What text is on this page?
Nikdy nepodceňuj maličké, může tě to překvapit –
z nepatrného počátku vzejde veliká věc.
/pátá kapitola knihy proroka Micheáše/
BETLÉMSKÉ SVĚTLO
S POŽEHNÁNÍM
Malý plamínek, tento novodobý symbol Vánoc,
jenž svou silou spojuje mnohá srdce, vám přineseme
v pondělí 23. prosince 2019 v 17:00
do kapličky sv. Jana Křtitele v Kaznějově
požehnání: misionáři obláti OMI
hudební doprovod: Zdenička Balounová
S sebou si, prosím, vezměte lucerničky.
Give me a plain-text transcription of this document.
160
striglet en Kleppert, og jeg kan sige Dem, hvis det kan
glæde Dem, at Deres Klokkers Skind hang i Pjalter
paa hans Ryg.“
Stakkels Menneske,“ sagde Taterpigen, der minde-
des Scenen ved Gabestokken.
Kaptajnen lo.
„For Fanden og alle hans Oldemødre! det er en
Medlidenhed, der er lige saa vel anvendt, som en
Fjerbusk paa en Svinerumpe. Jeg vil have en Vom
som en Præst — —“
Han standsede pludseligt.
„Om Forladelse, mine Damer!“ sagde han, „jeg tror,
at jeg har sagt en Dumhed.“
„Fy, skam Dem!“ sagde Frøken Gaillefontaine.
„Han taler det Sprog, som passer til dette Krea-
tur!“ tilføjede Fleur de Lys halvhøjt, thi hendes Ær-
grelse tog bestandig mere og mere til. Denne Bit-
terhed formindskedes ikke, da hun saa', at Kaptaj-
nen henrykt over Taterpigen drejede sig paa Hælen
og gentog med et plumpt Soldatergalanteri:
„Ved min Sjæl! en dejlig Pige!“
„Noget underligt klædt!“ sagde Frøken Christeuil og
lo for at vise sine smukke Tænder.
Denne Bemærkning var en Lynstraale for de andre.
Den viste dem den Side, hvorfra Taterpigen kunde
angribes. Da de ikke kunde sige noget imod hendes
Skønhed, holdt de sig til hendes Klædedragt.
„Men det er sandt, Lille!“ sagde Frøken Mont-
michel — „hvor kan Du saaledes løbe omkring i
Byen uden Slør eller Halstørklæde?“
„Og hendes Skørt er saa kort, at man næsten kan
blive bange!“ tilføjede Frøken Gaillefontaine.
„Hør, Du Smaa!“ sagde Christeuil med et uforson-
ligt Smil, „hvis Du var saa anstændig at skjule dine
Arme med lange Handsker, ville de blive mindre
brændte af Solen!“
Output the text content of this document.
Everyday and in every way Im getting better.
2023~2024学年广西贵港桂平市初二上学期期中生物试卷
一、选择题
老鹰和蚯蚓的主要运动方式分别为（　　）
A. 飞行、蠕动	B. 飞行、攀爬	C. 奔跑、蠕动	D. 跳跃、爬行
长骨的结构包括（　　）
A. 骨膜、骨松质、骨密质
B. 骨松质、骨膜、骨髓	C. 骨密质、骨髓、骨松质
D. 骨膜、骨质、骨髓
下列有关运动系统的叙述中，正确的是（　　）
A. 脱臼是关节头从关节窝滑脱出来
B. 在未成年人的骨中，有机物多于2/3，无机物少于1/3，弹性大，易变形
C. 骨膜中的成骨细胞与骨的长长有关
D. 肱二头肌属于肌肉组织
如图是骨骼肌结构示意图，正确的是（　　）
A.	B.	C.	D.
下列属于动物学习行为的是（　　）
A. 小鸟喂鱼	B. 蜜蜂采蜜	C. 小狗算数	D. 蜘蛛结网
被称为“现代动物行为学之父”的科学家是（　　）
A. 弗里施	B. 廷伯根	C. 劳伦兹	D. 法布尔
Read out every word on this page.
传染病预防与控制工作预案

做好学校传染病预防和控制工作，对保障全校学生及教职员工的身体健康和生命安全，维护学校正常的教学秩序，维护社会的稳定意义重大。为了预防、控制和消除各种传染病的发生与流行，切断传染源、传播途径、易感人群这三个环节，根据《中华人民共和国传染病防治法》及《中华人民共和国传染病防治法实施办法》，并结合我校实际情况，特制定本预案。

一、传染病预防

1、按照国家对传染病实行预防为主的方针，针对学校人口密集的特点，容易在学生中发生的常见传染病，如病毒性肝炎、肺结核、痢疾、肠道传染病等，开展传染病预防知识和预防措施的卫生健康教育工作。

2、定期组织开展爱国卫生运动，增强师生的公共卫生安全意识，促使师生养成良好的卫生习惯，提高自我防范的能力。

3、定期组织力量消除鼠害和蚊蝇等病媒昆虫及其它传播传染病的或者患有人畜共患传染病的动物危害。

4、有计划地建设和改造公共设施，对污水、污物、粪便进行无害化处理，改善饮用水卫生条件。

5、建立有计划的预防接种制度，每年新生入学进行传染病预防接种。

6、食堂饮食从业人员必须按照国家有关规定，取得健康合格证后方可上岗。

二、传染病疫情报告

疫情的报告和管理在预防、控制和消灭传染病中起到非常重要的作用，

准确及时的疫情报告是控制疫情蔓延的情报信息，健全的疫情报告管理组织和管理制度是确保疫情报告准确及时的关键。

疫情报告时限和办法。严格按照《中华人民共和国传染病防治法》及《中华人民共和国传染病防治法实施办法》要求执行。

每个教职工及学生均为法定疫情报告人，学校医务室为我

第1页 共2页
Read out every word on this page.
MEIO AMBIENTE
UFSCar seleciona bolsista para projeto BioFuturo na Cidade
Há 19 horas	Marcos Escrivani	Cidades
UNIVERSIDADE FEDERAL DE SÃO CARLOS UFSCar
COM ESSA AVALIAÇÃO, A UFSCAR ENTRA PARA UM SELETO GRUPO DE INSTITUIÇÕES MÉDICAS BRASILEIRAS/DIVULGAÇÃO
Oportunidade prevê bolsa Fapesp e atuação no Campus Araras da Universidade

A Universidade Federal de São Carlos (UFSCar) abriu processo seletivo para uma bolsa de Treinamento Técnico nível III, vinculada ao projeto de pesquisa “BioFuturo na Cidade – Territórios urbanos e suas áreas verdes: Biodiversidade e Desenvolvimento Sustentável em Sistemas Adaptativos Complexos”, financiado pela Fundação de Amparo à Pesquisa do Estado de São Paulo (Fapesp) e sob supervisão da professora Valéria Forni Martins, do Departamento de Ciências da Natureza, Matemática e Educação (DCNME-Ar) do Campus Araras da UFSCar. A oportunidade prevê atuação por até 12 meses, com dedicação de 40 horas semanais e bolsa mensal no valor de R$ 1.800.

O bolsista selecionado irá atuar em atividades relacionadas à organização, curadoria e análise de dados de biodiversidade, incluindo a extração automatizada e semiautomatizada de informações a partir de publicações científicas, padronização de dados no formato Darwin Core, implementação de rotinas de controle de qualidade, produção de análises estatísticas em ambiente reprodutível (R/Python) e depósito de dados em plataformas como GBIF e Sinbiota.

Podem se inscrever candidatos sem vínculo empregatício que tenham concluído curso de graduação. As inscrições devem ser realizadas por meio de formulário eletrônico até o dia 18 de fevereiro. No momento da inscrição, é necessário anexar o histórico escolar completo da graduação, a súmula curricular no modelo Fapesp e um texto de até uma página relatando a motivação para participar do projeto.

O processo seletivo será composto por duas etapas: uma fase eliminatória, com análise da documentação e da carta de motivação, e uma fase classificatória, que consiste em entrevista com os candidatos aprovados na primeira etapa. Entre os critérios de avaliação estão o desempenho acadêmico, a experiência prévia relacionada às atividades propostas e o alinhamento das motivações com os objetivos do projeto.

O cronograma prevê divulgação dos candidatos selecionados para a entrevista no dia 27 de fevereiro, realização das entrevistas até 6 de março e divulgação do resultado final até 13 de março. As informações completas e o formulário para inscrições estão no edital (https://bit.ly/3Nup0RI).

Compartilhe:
---*---
▶ _What you have to do_
Using the records above, pull out each line where the word "informações" occurs.

▶ _Expected answer_
O bolsista selecionado irá atuar em atividades relacionadas à organização, curadoria e análise de dados de biodiversidade, incluindo a extração automatizada e semiautomatizada de informações a partir de publicações científicas, padronização de dados no formato Darwin Core, implementação de rotinas de controle de qualidade, produção de análises estatísticas em ambiente reprodutível (R/Python) e depósito de dados em plataformas como GBIF e Sinbiota.
O cronograma prevê divulgação dos candidatos selecionados para a entrevista no dia 27 de fevereiro, realização das entrevistas até 6 de março e divulgação do resultado final até 13 de março. As informações completas e o formulário para inscrições estão no edital (https://bit.ly/3Nup0RI).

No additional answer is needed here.